Source records:

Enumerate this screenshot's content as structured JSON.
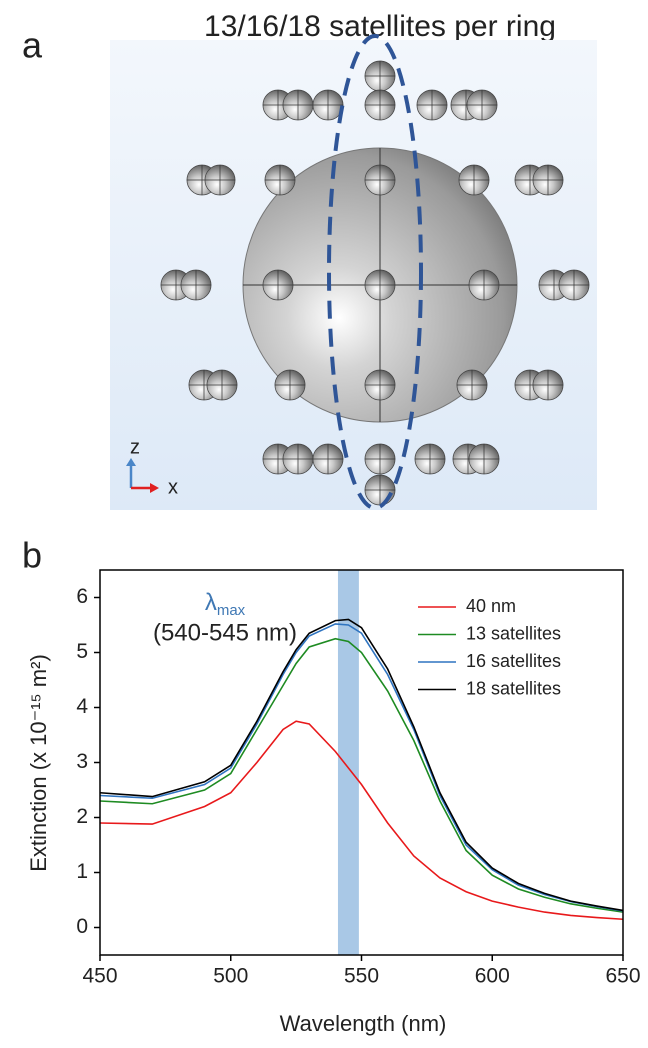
{
  "panel_a": {
    "label": "a",
    "title": "13/16/18 satellites per ring",
    "axis_z": "z",
    "axis_x": "x"
  },
  "panel_b": {
    "label": "b"
  },
  "chart_data": {
    "type": "line",
    "xlabel": "Wavelength (nm)",
    "ylabel": "Extinction (x 10⁻¹⁵ m²)",
    "annotation": {
      "symbol": "λ",
      "subscript": "max",
      "range": "(540-545 nm)",
      "color": "#3f78b4"
    },
    "highlight": [
      541,
      549
    ],
    "highlight_color": "#a9c8e6",
    "x": [
      450,
      470,
      490,
      500,
      510,
      520,
      525,
      530,
      540,
      545,
      550,
      560,
      570,
      580,
      590,
      600,
      610,
      620,
      630,
      640,
      650
    ],
    "series": [
      {
        "name": "40 nm",
        "color": "#e8191b",
        "values": [
          1.9,
          1.88,
          2.2,
          2.45,
          3.0,
          3.6,
          3.75,
          3.7,
          3.2,
          2.9,
          2.6,
          1.9,
          1.3,
          0.9,
          0.65,
          0.48,
          0.37,
          0.28,
          0.22,
          0.18,
          0.15
        ]
      },
      {
        "name": "13 satellites",
        "color": "#1e8b22",
        "values": [
          2.3,
          2.25,
          2.5,
          2.8,
          3.6,
          4.4,
          4.8,
          5.1,
          5.25,
          5.2,
          5.0,
          4.3,
          3.4,
          2.3,
          1.4,
          0.95,
          0.7,
          0.55,
          0.43,
          0.35,
          0.28
        ]
      },
      {
        "name": "16 satellites",
        "color": "#2f74c0",
        "values": [
          2.4,
          2.35,
          2.6,
          2.9,
          3.7,
          4.6,
          5.0,
          5.3,
          5.52,
          5.5,
          5.35,
          4.6,
          3.6,
          2.4,
          1.5,
          1.05,
          0.77,
          0.6,
          0.47,
          0.38,
          0.3
        ]
      },
      {
        "name": "18 satellites",
        "color": "#000000",
        "values": [
          2.45,
          2.38,
          2.65,
          2.95,
          3.75,
          4.65,
          5.05,
          5.35,
          5.58,
          5.6,
          5.45,
          4.7,
          3.65,
          2.45,
          1.55,
          1.08,
          0.8,
          0.62,
          0.48,
          0.39,
          0.31
        ]
      }
    ],
    "xlim": [
      450,
      650
    ],
    "xticks": [
      450,
      500,
      550,
      600,
      650
    ],
    "ylim": [
      -0.5,
      6.5
    ],
    "yticks": [
      0,
      1,
      2,
      3,
      4,
      5,
      6
    ],
    "legend": "upper right"
  }
}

Exercise instructions: Omit all pictures while transcribing the entries verbatim.

Exercise output:
Enumerate this screenshot's content as structured JSON.
{
  "panel_a": {
    "label": "a",
    "title": "13/16/18 satellites per ring",
    "axis_z": "z",
    "axis_x": "x"
  },
  "panel_b": {
    "label": "b"
  },
  "chart_data": {
    "type": "line",
    "xlabel": "Wavelength (nm)",
    "ylabel": "Extinction (x 10⁻¹⁵ m²)",
    "annotation": {
      "symbol": "λ",
      "subscript": "max",
      "range": "(540-545 nm)",
      "color": "#3f78b4"
    },
    "highlight": [
      541,
      549
    ],
    "highlight_color": "#a9c8e6",
    "x": [
      450,
      470,
      490,
      500,
      510,
      520,
      525,
      530,
      540,
      545,
      550,
      560,
      570,
      580,
      590,
      600,
      610,
      620,
      630,
      640,
      650
    ],
    "series": [
      {
        "name": "40 nm",
        "color": "#e8191b",
        "values": [
          1.9,
          1.88,
          2.2,
          2.45,
          3.0,
          3.6,
          3.75,
          3.7,
          3.2,
          2.9,
          2.6,
          1.9,
          1.3,
          0.9,
          0.65,
          0.48,
          0.37,
          0.28,
          0.22,
          0.18,
          0.15
        ]
      },
      {
        "name": "13 satellites",
        "color": "#1e8b22",
        "values": [
          2.3,
          2.25,
          2.5,
          2.8,
          3.6,
          4.4,
          4.8,
          5.1,
          5.25,
          5.2,
          5.0,
          4.3,
          3.4,
          2.3,
          1.4,
          0.95,
          0.7,
          0.55,
          0.43,
          0.35,
          0.28
        ]
      },
      {
        "name": "16 satellites",
        "color": "#2f74c0",
        "values": [
          2.4,
          2.35,
          2.6,
          2.9,
          3.7,
          4.6,
          5.0,
          5.3,
          5.52,
          5.5,
          5.35,
          4.6,
          3.6,
          2.4,
          1.5,
          1.05,
          0.77,
          0.6,
          0.47,
          0.38,
          0.3
        ]
      },
      {
        "name": "18 satellites",
        "color": "#000000",
        "values": [
          2.45,
          2.38,
          2.65,
          2.95,
          3.75,
          4.65,
          5.05,
          5.35,
          5.58,
          5.6,
          5.45,
          4.7,
          3.65,
          2.45,
          1.55,
          1.08,
          0.8,
          0.62,
          0.48,
          0.39,
          0.31
        ]
      }
    ],
    "xlim": [
      450,
      650
    ],
    "xticks": [
      450,
      500,
      550,
      600,
      650
    ],
    "ylim": [
      -0.5,
      6.5
    ],
    "yticks": [
      0,
      1,
      2,
      3,
      4,
      5,
      6
    ],
    "legend": "upper right"
  }
}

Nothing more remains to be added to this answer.